Aim of the exercise:
List each line of the data that holds the string "Başmüfettişi", please.

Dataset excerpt
▶
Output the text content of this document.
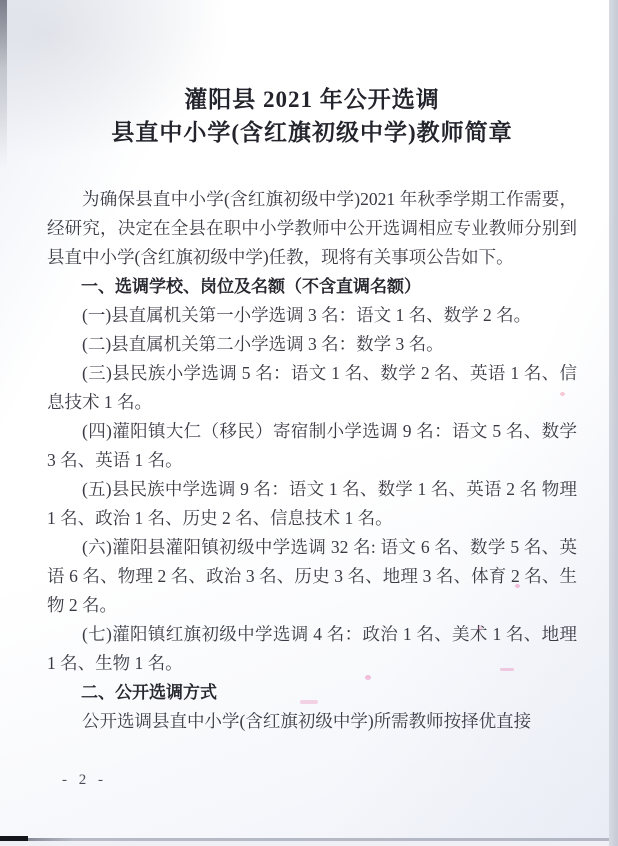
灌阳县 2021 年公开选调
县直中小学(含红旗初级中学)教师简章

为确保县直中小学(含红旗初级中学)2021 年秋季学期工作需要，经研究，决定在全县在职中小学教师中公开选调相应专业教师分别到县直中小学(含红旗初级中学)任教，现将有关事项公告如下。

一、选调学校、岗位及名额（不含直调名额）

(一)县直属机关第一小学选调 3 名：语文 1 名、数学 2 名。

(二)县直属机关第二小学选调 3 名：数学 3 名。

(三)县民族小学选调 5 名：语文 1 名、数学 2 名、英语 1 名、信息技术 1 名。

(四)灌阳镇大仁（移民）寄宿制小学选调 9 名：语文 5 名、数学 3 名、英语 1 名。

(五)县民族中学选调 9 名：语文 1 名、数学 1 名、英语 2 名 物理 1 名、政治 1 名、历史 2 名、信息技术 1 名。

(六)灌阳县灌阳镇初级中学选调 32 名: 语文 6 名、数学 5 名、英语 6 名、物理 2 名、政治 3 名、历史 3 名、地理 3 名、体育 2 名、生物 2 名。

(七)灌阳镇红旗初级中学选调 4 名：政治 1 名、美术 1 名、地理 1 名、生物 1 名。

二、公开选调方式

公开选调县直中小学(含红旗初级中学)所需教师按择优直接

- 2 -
◀
▶
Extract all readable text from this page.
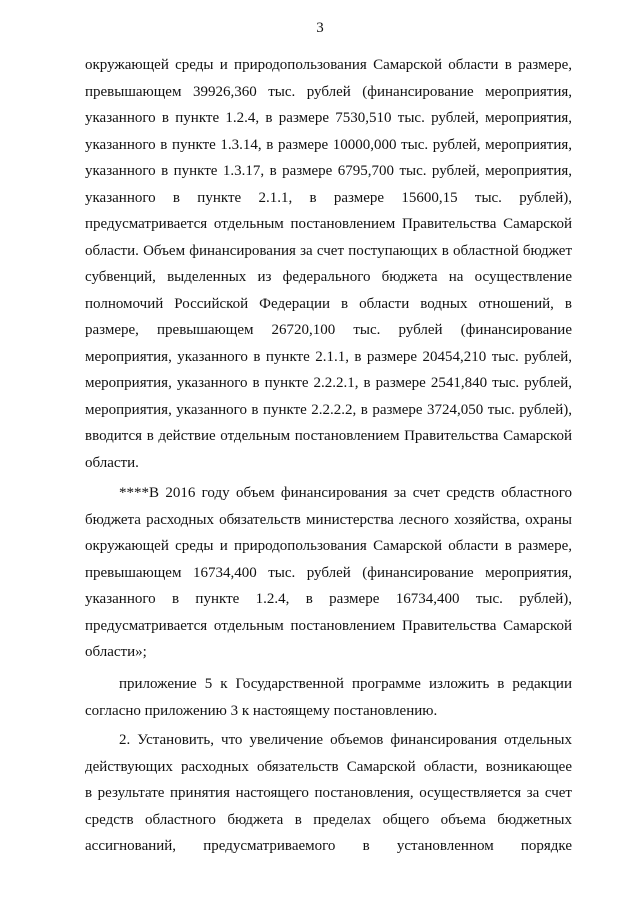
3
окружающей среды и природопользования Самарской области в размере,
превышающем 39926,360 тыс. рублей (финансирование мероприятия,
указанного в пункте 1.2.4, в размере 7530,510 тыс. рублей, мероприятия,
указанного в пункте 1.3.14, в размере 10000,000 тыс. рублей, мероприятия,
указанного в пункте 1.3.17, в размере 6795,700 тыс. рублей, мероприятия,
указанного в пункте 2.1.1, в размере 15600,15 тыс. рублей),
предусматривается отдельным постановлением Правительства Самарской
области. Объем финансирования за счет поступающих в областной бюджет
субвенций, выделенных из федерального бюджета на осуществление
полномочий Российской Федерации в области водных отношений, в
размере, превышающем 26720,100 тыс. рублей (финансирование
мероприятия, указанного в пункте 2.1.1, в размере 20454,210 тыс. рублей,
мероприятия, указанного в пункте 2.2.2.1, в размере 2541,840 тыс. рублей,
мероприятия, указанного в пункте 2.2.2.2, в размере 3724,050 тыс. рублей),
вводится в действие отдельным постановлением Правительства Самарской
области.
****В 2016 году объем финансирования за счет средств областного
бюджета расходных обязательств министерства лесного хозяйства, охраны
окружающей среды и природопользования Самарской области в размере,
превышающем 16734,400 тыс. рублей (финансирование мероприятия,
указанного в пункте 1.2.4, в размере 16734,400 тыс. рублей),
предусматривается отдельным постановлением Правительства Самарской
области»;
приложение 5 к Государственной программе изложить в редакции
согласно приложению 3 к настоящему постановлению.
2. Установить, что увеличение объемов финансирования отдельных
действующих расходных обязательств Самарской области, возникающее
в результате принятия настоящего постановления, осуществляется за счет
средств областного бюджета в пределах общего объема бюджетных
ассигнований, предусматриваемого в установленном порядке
◀
▶
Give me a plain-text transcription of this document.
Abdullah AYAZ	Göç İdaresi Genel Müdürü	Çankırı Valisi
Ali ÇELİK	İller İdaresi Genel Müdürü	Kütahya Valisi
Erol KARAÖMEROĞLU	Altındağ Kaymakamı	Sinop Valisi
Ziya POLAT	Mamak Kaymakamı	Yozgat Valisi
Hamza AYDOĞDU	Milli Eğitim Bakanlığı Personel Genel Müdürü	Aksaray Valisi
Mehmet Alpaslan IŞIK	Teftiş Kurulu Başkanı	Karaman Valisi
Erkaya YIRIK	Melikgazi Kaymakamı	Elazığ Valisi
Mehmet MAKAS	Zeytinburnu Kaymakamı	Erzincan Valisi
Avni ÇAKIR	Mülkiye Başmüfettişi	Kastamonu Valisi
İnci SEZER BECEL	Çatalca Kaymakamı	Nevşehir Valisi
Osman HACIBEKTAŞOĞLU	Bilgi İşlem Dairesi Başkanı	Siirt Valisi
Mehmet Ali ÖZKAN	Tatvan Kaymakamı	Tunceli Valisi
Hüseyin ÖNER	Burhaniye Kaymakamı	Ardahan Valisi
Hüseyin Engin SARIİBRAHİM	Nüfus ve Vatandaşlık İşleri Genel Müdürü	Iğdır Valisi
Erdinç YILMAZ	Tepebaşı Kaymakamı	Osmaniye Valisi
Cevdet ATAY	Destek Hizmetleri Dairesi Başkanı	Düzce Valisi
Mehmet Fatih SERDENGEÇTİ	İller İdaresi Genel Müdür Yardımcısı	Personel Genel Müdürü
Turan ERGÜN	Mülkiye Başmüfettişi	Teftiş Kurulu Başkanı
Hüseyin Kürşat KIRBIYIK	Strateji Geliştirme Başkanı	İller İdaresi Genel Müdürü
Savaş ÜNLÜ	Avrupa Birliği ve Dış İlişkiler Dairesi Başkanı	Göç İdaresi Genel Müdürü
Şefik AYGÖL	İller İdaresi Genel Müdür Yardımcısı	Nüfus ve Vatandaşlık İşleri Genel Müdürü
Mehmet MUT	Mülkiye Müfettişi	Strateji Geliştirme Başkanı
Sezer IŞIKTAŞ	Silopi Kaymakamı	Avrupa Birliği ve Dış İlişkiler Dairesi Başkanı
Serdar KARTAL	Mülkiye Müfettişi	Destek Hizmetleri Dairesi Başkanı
◀
Expected output:
Avni ÇAKIR	Mülkiye Başmüfettişi	Kastamonu Valisi
Turan ERGÜN	Mülkiye Başmüfettişi	Teftiş Kurulu Başkanı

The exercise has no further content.